Gather from the listing below each line that includes the word "given", and copy it.

········

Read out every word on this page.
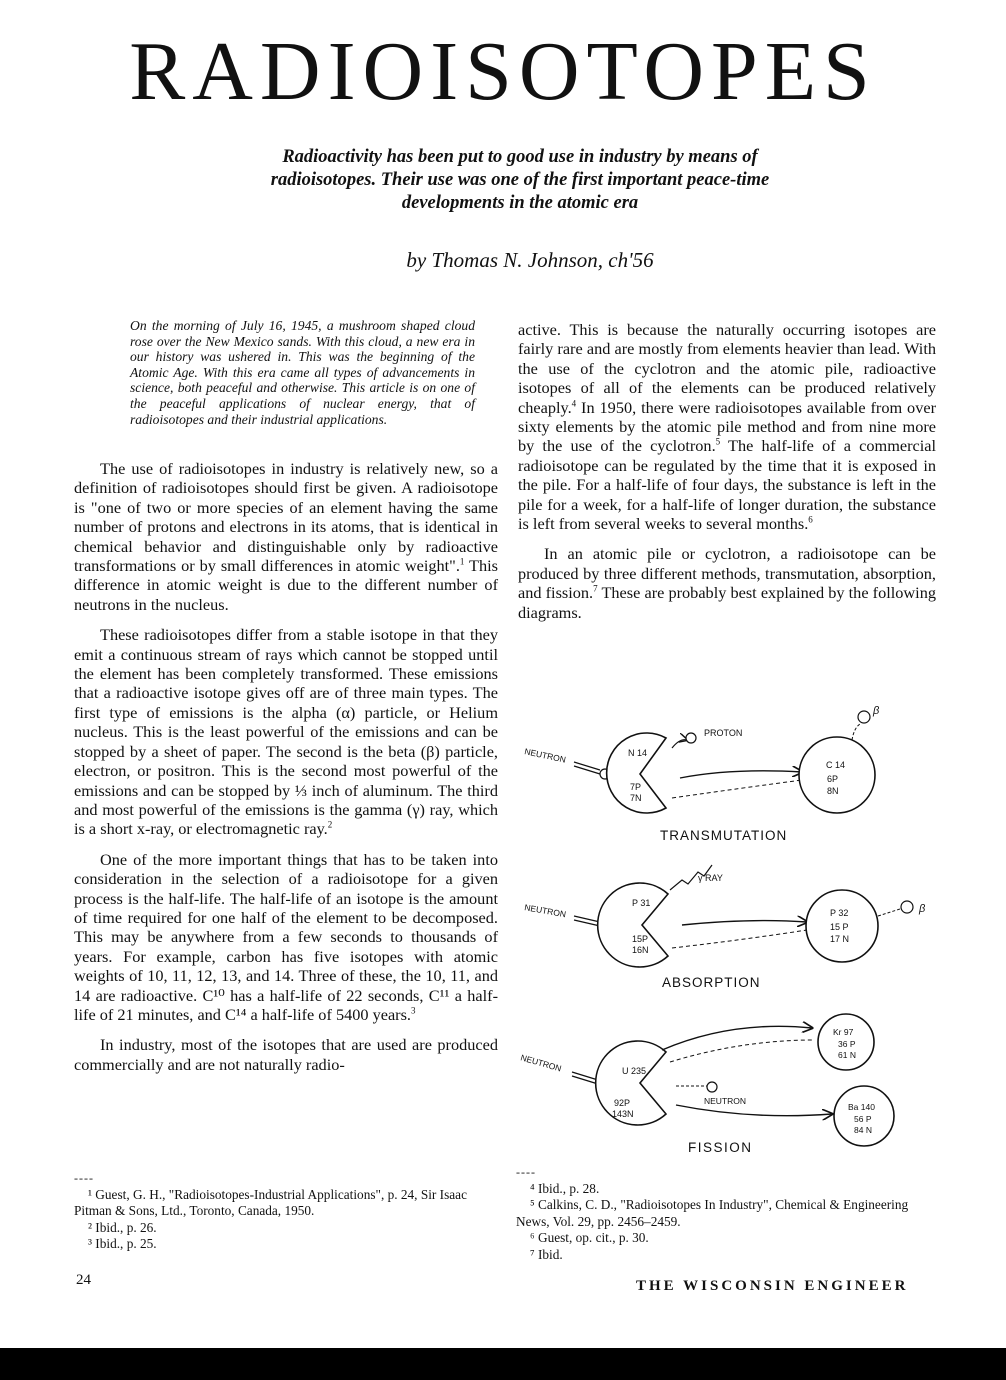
RADIOISOTOPES
Radioactivity has been put to good use in industry by means of radioisotopes. Their use was one of the first important peace-time developments in the atomic era
by Thomas N. Johnson, ch'56
On the morning of July 16, 1945, a mushroom shaped cloud rose over the New Mexico sands. With this cloud, a new era in our history was ushered in. This was the beginning of the Atomic Age. With this era came all types of advancements in science, both peaceful and otherwise. This article is on one of the peaceful applications of nuclear energy, that of radioisotopes and their industrial applications.

The use of radioisotopes in industry is relatively new, so a definition of radioisotopes should first be given. A radioisotope is "one of two or more species of an element having the same number of protons and electrons in its atoms, that is identical in chemical behavior and distinguishable only by radioactive transformations or by small differences in atomic weight".$^1$ This difference in atomic weight is due to the different number of neutrons in the nucleus.

These radioisotopes differ from a stable isotope in that they emit a continuous stream of rays which cannot be stopped until the element has been completely transformed. These emissions that a radioactive isotope gives off are of three main types. The first type of emissions is the alpha (α) particle, or Helium nucleus. This is the least powerful of the emissions and can be stopped by a sheet of paper. The second is the beta (β) particle, electron, or positron. This is the second most powerful of the emissions and can be stopped by ⅓ inch of aluminum. The third and most powerful of the emissions is the gamma (γ) ray, which is a short x-ray, or electromagnetic ray.$^2$

One of the more important things that has to be taken into consideration in the selection of a radioisotope for a given process is the half-life. The half-life of an isotope is the amount of time required for one half of the element to be decomposed. This may be anywhere from a few seconds to thousands of years. For example, carbon has five isotopes with atomic weights of 10, 11, 12, 13, and 14. Three of these, the 10, 11, and 14 are radioactive. C¹⁰ has a half-life of 22 seconds, C¹¹ a half-life of 21 minutes, and C¹⁴ a half-life of 5400 years.$^3$

In industry, most of the isotopes that are used are produced commercially and are not naturally radio-

active. This is because the naturally occurring isotopes are fairly rare and are mostly from elements heavier than lead. With the use of the cyclotron and the atomic pile, radioactive isotopes of all of the elements can be produced relatively cheaply.$^4$ In 1950, there were radioisotopes available from over sixty elements by the atomic pile method and from nine more by the use of the cyclotron.$^5$ The half-life of a commercial radioisotope can be regulated by the time that it is exposed in the pile. For a half-life of four days, the substance is left in the pile for a week, for a half-life of longer duration, the substance is left from several weeks to several months.$^6$

In an atomic pile or cyclotron, a radioisotope can be produced by three different methods, transmutation, absorption, and fission.$^7$ These are probably best explained by the following diagrams.

NEUTRON	N 14
7P
7N
PROTON
C 14
6P
8N
β
TRANSMUTATION
NEUTRON	P 31
15P
16N
γ RAY
P 32
15 P
17 N
β
ABSORPTION
NEUTRON	U 235
92P
143N
NEUTRON
Kr 97
36 P
61 N
Ba 140
56 P
84 N
FISSION
----

¹ Guest, G. H., "Radioisotopes-Industrial Applications", p. 24, Sir Isaac Pitman & Sons, Ltd., Toronto, Canada, 1950.

² Ibid., p. 26.

³ Ibid., p. 25.

----

⁴ Ibid., p. 28.

⁵ Calkins, C. D., "Radioisotopes In Industry", Chemical & Engineering News, Vol. 29, pp. 2456–2459.

⁶ Guest, op. cit., p. 30.

⁷ Ibid.

24	THE WISCONSIN ENGINEER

········

Answer below>
The use of radioisotopes in industry is relatively new, so a definition of radioisotopes should first be given. A radioisotope is "one of two or more species of an element having the same number of protons and electrons in its atoms, that is identical in chemical behavior and distinguishable only by radioactive transformations or by small differences in atomic weight".$^1$ This difference in atomic weight is due to the different number of neutrons in the nucleus.
One of the more important things that has to be taken into consideration in the selection of a radioisotope for a given process is the half-life. The half-life of an isotope is the amount of time required for one half of the element to be decomposed. This may be anywhere from a few seconds to thousands of years. For example, carbon has five isotopes with atomic weights of 10, 11, 12, 13, and 14. Three of these, the 10, 11, and 14 are radioactive. C¹⁰ has a half-life of 22 seconds, C¹¹ a half-life of 21 minutes, and C¹⁴ a half-life of 5400 years.$^3$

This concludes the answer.